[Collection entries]
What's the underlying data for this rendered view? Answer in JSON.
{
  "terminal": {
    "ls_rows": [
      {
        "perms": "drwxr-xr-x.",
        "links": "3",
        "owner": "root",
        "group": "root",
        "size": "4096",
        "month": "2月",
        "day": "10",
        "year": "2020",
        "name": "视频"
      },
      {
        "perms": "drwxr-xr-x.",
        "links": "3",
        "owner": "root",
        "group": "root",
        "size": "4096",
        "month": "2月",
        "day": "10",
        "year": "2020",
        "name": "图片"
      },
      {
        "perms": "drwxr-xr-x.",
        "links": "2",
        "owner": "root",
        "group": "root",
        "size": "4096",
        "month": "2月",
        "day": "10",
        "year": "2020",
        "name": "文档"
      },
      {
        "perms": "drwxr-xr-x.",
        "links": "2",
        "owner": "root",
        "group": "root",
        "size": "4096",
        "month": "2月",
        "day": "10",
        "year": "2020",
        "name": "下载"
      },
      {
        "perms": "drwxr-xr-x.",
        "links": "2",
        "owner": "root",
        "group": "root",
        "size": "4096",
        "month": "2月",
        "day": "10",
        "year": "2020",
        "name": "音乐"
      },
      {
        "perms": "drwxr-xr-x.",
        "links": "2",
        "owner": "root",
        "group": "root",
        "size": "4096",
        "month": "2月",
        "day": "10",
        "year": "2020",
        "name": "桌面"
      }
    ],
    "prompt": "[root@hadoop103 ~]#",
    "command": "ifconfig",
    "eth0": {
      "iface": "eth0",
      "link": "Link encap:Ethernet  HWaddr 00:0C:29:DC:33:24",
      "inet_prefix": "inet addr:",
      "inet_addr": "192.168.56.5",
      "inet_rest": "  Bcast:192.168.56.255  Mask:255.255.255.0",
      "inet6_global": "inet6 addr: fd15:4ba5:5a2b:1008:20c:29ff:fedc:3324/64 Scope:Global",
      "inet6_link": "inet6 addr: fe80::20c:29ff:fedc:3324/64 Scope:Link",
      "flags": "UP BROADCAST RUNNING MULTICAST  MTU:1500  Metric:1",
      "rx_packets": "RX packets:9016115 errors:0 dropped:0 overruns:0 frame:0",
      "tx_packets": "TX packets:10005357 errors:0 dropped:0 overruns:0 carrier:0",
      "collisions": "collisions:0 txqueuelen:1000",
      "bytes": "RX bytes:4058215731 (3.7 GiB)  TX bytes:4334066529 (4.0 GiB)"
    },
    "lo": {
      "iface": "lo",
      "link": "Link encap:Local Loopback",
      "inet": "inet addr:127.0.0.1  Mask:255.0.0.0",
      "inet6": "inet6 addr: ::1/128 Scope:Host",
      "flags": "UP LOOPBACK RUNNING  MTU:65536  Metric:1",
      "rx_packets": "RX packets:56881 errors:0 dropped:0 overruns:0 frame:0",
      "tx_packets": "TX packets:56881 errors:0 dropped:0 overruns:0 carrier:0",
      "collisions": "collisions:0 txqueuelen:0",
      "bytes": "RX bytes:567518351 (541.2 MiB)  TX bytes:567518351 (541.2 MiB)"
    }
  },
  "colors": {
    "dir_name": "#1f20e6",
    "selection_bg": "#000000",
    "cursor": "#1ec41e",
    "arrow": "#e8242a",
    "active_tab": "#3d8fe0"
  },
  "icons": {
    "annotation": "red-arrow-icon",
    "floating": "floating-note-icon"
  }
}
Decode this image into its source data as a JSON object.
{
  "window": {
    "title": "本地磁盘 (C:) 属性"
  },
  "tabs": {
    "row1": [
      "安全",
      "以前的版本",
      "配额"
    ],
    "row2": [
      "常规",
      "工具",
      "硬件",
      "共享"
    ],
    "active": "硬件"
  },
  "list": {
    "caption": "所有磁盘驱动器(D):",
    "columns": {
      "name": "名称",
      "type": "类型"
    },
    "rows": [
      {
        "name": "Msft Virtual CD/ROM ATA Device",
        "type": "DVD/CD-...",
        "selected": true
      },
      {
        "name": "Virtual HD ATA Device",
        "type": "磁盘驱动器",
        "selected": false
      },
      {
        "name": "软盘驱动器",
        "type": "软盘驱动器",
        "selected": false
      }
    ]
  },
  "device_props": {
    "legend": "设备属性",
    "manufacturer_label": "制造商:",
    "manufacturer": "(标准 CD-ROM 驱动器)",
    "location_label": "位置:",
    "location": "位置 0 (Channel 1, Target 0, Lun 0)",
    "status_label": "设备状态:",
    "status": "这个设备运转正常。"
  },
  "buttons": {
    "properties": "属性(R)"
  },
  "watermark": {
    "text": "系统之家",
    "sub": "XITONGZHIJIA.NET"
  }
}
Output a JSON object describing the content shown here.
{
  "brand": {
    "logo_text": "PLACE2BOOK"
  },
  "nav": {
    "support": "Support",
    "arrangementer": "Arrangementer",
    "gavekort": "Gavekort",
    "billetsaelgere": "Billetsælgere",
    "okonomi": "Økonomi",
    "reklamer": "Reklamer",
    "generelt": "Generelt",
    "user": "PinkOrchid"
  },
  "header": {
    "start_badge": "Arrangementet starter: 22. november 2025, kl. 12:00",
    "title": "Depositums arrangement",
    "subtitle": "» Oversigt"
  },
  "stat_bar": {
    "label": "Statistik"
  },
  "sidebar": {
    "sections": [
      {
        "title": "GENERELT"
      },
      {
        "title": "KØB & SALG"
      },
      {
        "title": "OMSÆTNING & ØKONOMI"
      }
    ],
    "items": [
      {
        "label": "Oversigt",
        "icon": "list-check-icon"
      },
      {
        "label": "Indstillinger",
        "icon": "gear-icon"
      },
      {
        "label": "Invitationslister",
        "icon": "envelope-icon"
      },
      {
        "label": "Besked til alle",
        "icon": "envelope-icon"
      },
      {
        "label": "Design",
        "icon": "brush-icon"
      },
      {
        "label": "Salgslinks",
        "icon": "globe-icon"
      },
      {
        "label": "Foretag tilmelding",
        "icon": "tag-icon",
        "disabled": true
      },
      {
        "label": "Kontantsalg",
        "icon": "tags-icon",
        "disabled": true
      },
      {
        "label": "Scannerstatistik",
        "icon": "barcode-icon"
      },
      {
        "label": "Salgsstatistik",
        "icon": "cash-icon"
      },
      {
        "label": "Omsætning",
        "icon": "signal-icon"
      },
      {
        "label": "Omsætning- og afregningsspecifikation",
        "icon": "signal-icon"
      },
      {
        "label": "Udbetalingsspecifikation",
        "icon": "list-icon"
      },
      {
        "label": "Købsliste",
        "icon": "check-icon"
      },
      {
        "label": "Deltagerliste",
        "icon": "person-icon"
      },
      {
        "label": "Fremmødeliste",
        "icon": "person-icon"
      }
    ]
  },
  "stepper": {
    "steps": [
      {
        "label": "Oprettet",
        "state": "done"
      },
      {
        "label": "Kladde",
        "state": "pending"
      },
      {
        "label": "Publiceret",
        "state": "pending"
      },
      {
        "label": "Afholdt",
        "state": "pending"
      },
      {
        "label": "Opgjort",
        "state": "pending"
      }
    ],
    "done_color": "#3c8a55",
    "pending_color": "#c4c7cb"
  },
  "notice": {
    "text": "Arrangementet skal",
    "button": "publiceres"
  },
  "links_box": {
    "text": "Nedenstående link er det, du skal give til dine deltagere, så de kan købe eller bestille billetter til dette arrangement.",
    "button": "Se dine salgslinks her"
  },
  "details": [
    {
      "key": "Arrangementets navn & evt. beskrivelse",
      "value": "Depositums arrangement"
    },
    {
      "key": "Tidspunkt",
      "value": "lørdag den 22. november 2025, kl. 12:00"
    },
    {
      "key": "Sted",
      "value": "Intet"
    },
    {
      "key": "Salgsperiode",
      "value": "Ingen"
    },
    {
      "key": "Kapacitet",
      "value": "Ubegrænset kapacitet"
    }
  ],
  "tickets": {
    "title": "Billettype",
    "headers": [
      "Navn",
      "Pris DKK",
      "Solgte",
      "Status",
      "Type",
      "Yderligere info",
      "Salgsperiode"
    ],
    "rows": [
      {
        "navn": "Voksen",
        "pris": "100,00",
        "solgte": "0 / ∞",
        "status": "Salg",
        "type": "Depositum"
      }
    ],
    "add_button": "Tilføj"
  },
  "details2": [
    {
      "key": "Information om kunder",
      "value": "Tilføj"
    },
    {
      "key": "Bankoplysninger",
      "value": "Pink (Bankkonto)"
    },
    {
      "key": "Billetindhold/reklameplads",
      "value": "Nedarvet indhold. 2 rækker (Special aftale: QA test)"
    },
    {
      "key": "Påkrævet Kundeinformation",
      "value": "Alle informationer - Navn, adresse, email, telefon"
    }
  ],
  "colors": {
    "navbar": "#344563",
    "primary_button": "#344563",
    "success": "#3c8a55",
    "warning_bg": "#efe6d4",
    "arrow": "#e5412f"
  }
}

◆ **REQUIRED TASK**
Scan the records above for the string "errors", then select every line that holds it.

◆ **RESPONSE TO THE TASK**
      "rx_packets": "RX packets:9016115 errors:0 dropped:0 overruns:0 frame:0",
      "tx_packets": "TX packets:10005357 errors:0 dropped:0 overruns:0 carrier:0",
      "rx_packets": "RX packets:56881 errors:0 dropped:0 overruns:0 frame:0",
      "tx_packets": "TX packets:56881 errors:0 dropped:0 overruns:0 carrier:0",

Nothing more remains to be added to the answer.